TASK INSTRUCTIONS:
Report the count of lines that carry the string "территорий", and add nothing.

THE RECORDS:
+---+
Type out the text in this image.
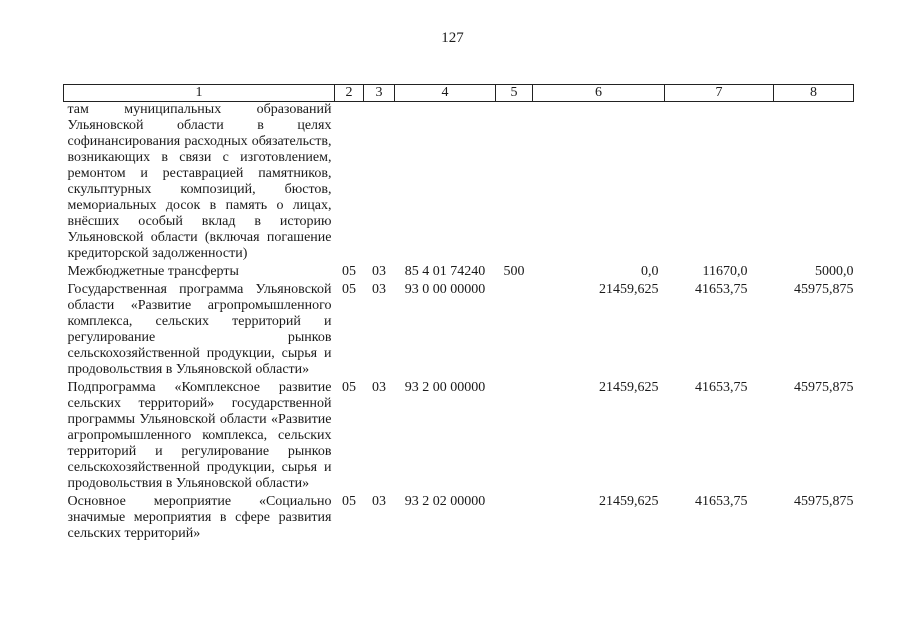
127
1	2	3	4	5	6	7	8
там муниципальных образований Ульяновской области в целях софинансирования расходных обязательств, возникающих в связи с изготовлением, ремонтом и реставрацией памятников, скульптурных композиций, бюстов, мемориальных досок в память о лицах, внёсших особый вклад в историю Ульяновской области (включая погашение кредиторской задолженности)							
Межбюджетные трансферты	05	03	85 4 01 74240	500	0,0	11670,0	5000,0
Государственная программа Ульяновской области «Развитие агропромышленного комплекса, сельских территорий и регулирование рынков сельскохозяйственной продукции, сырья и продовольствия в Ульяновской области»	05	03	93 0 00 00000		21459,625	41653,75	45975,875
Подпрограмма «Комплексное развитие сельских территорий» государственной программы Ульяновской области «Развитие агропромышленного комплекса, сельских территорий и регулирование рынков сельскохозяйственной продукции, сырья и продовольствия в Ульяновской области»	05	03	93 2 00 00000		21459,625	41653,75	45975,875
Основное мероприятие «Социально значимые мероприятия в сфере развития сельских территорий»	05	03	93 2 02 00000		21459,625	41653,75	45975,875
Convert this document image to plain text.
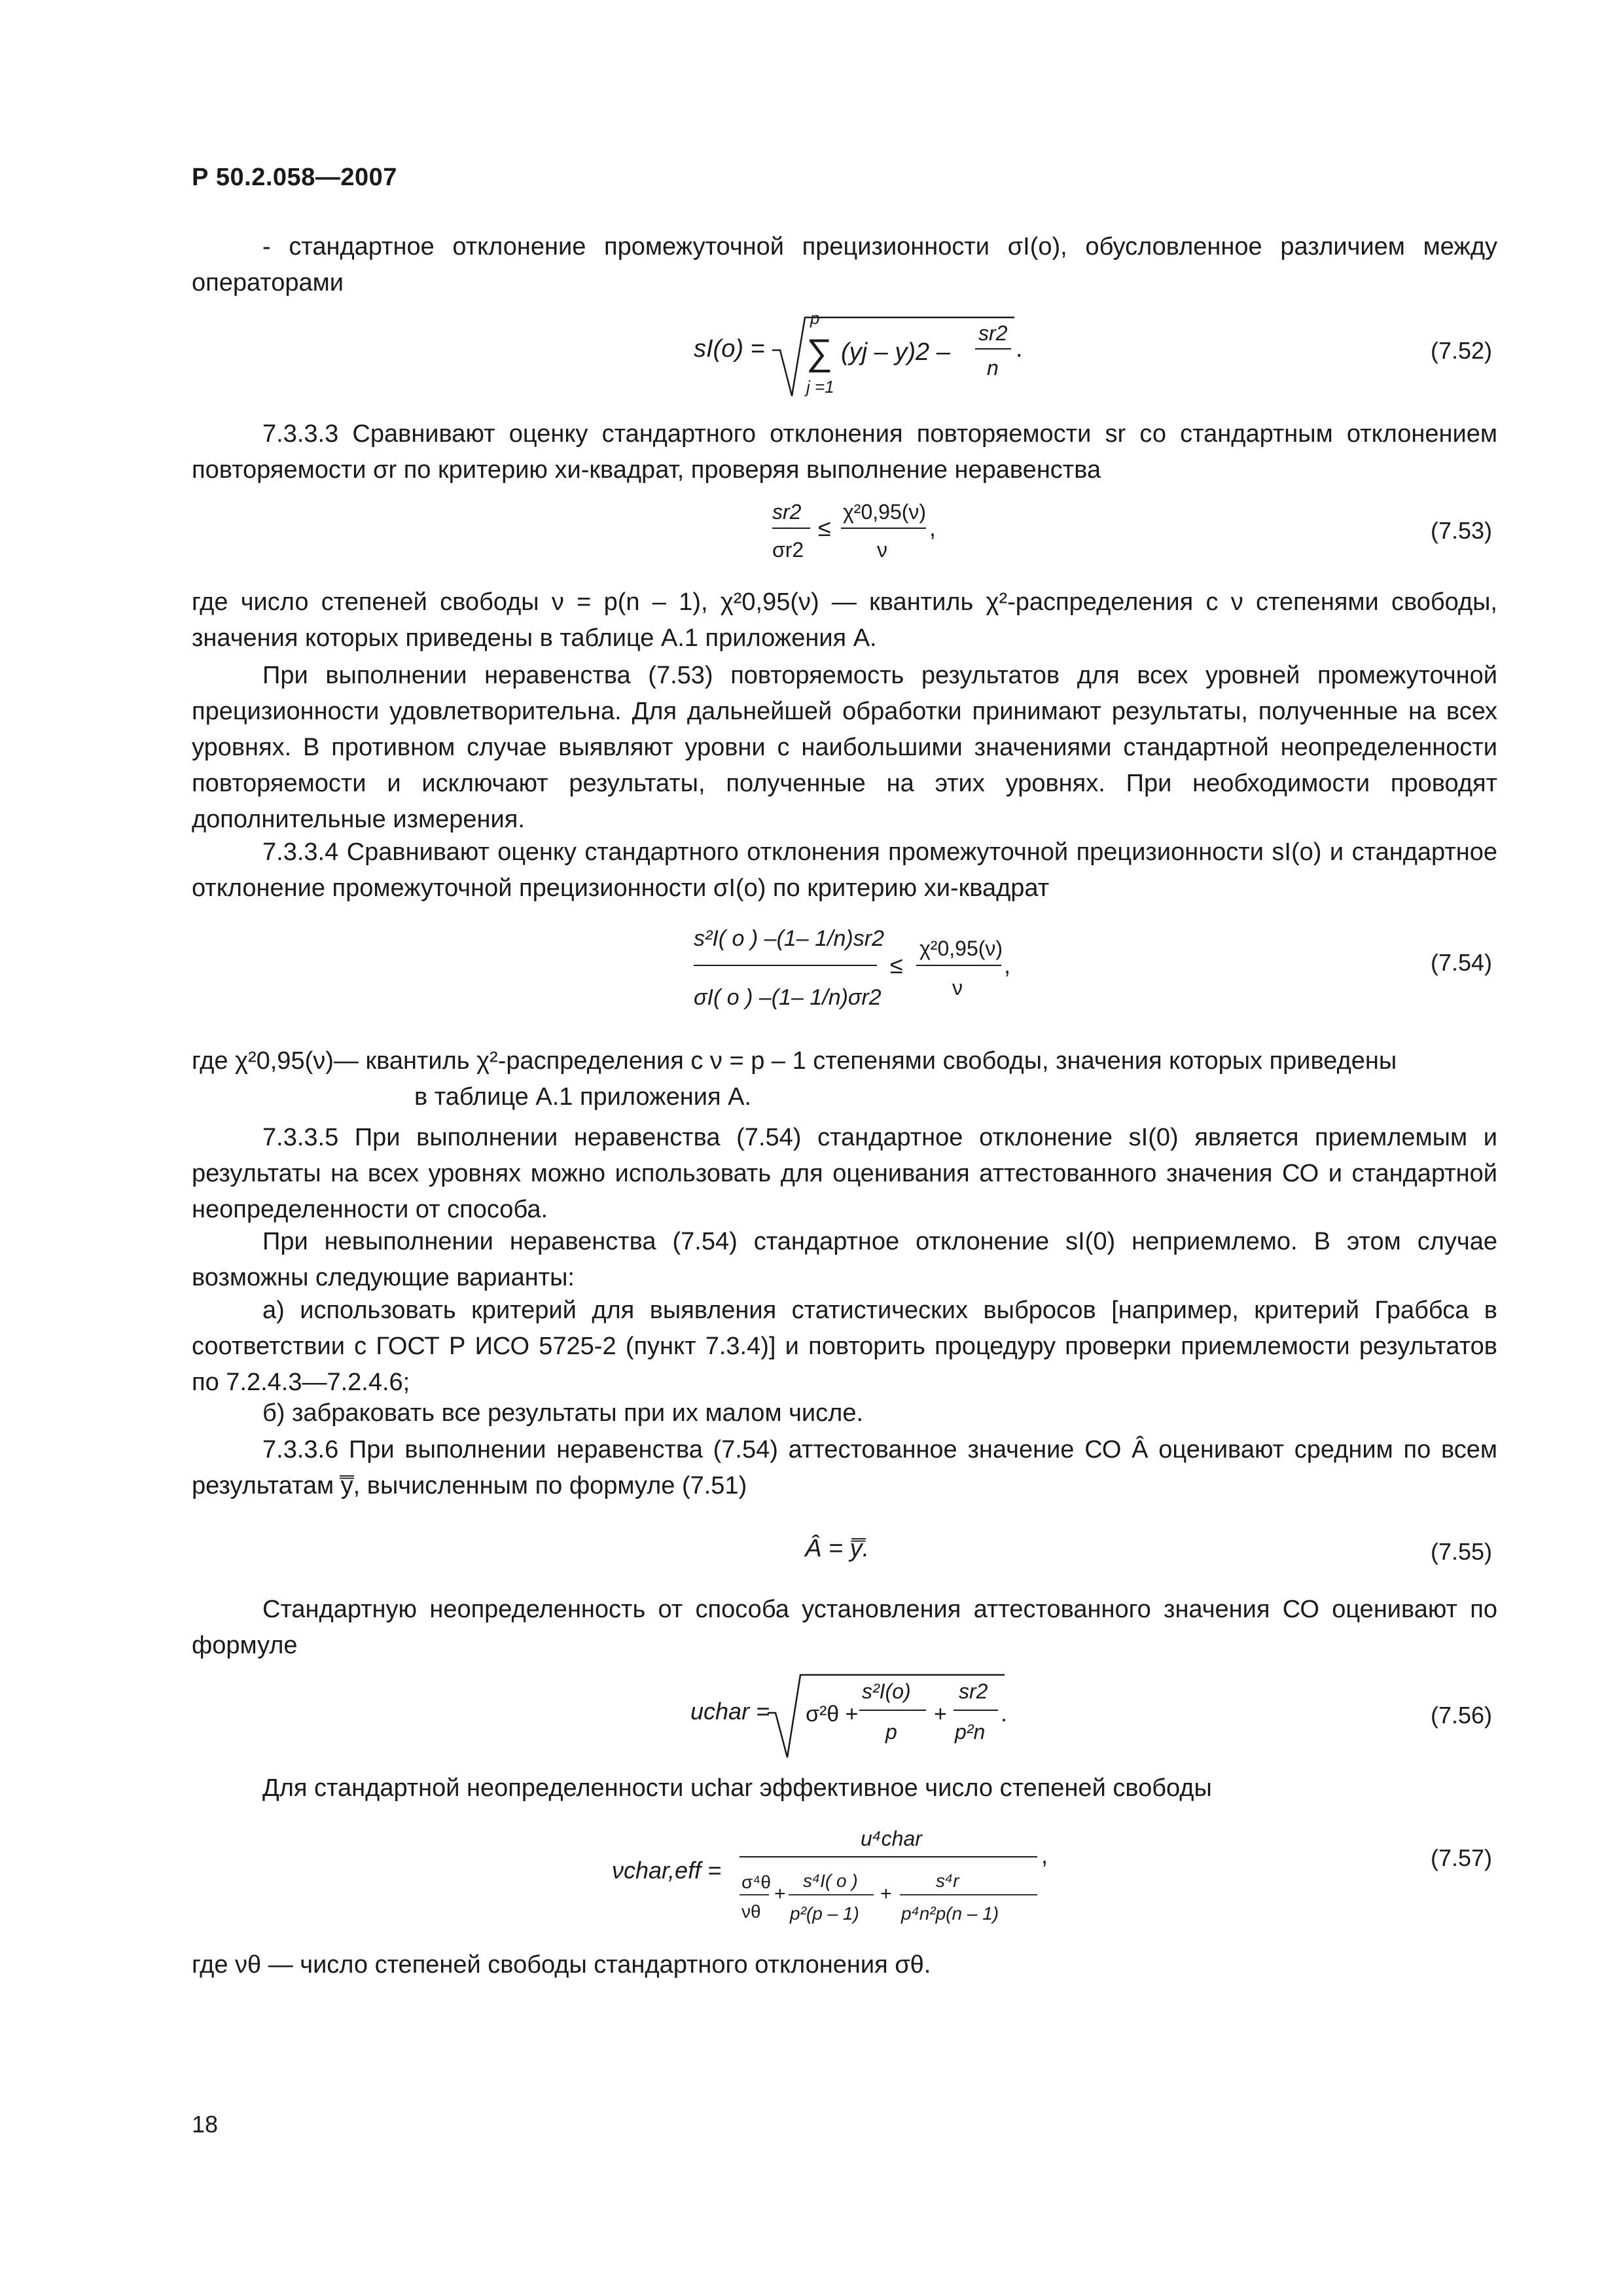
Р 50.2.058—2007
- стандартное отклонение промежуточной прецизионности σI(o), обусловленное различием между операторами
sI(o) =
p
∑
j =1
(yj – y)2 –
sr2
n
.	(7.52)
7.3.3.3 Сравнивают оценку стандартного отклонения повторяемости sr со стандартным отклонением повторяемости σr по критерию хи-квадрат, проверяя выполнение неравенства
sr2
σr2
≤
χ²0,95(ν)
ν
,	(7.53)
где число степеней свободы ν = p(n – 1), χ²0,95(ν) — квантиль χ²-распределения с ν степенями свободы, значения которых приведены в таблице А.1 приложения А.
При выполнении неравенства (7.53) повторяемость результатов для всех уровней промежуточной прецизионности удовлетворительна. Для дальнейшей обработки принимают результаты, полученные на всех уровнях. В противном случае выявляют уровни с наибольшими значениями стандартной неопределенности повторяемости и исключают результаты, полученные на этих уровнях. При необходимости проводят дополнительные измерения.
7.3.3.4 Сравнивают оценку стандартного отклонения промежуточной прецизионности sI(o) и стандартное отклонение промежуточной прецизионности σI(o) по критерию хи-квадрат
s²I( o ) –(1– 1/n)sr2
σI( o ) –(1– 1/n)σr2
≤
χ²0,95(ν)
ν
,	(7.54)
где χ²0,95(ν)— квантиль χ²-распределения с ν = p – 1 степенями свободы, значения которых приведены
в таблице А.1 приложения А.
7.3.3.5 При выполнении неравенства (7.54) стандартное отклонение sI(0) является приемлемым и результаты на всех уровнях можно использовать для оценивания аттестованного значения СО и стандартной неопределенности от способа.
При невыполнении неравенства (7.54) стандартное отклонение sI(0) неприемлемо. В этом случае возможны следующие варианты:
а) использовать критерий для выявления статистических выбросов [например, критерий Граббса в соответствии с ГОСТ Р ИСО 5725-2 (пункт 7.3.4)] и повторить процедуру проверки приемлемости результатов по 7.2.4.3—7.2.4.6;
б) забраковать все результаты при их малом числе.
7.3.3.6 При выполнении неравенства (7.54) аттестованное значение СО Â оценивают средним по всем результатам y̿, вычисленным по формуле (7.51)
Â = y̿.	(7.55)
Стандартную неопределенность от способа установления аттестованного значения СО оценивают по формуле
uchar = σ²θ +
s²I(o)
p
+
sr2
p²n
.	(7.56)
Для стандартной неопределенности uchar эффективное число степеней свободы
νchar,eff =
u⁴char
σ⁴θ
νθ
+
s⁴I( o )
p²(p – 1)
+
s⁴r
p⁴n²p(n – 1)
,	(7.57)
где νθ — число степеней свободы стандартного отклонения σθ.
18
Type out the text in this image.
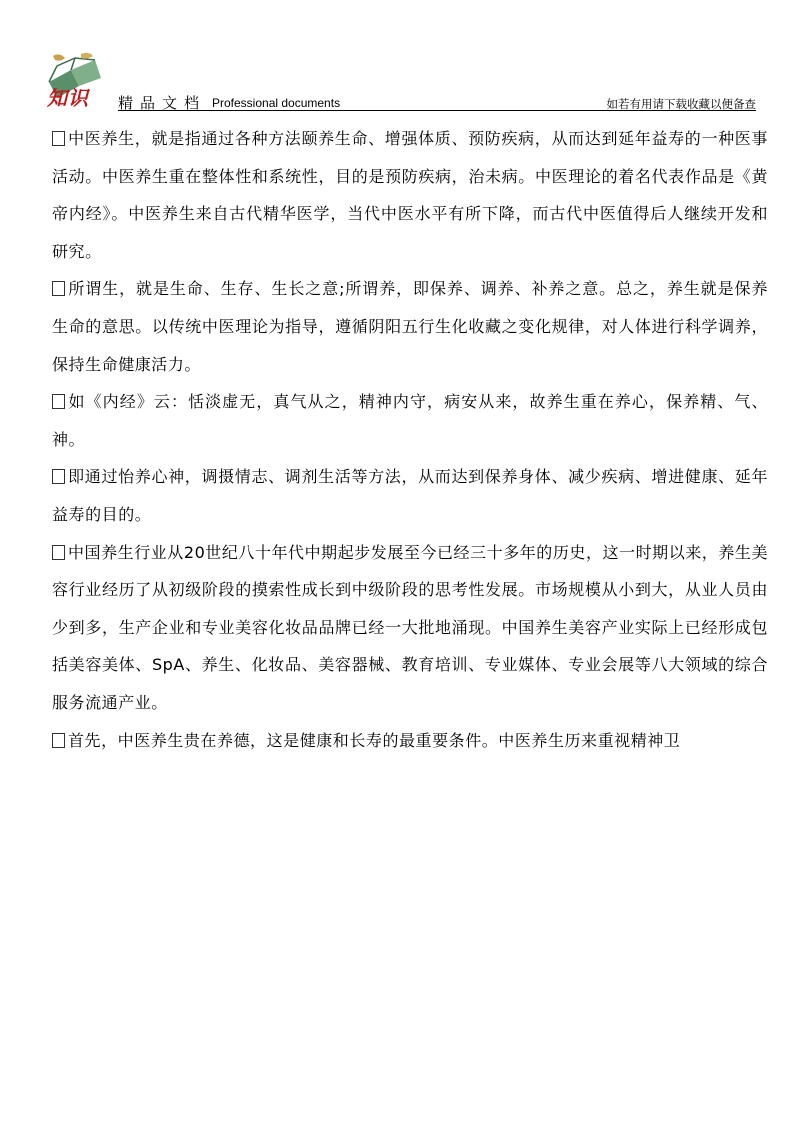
知识 精品文档 Professional documents	如若有用请下载收藏以便备查

中医养生，就是指通过各种方法颐养生命、增强体质、预防疾病，从而达到延年益寿的一种医事活动。中医养生重在整体性和系统性，目的是预防疾病，治未病。中医理论的着名代表作品是《黄帝内经》。中医养生来自古代精华医学，当代中医水平有所下降，而古代中医值得后人继续开发和研究。

所谓生，就是生命、生存、生长之意;所谓养，即保养、调养、补养之意。总之，养生就是保养生命的意思。以传统中医理论为指导，遵循阴阳五行生化收藏之变化规律，对人体进行科学调养，保持生命健康活力。

如《内经》云：恬淡虚无，真气从之，精神内守，病安从来，故养生重在养心，保养精、气、神。

即通过怡养心神，调摄情志、调剂生活等方法，从而达到保养身体、减少疾病、增进健康、延年益寿的目的。

中国养生行业从20世纪八十年代中期起步发展至今已经三十多年的历史，这一时期以来，养生美容行业经历了从初级阶段的摸索性成长到中级阶段的思考性发展。市场规模从小到大，从业人员由少到多，生产企业和专业美容化妆品品牌已经一大批地涌现。中国养生美容产业实际上已经形成包括美容美体、SpA、养生、化妆品、美容器械、教育培训、专业媒体、专业会展等八大领域的综合服务流通产业。

首先，中医养生贵在养德，这是健康和长寿的最重要条件。中医养生历来重视精神卫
+---+
SOLUTION:
3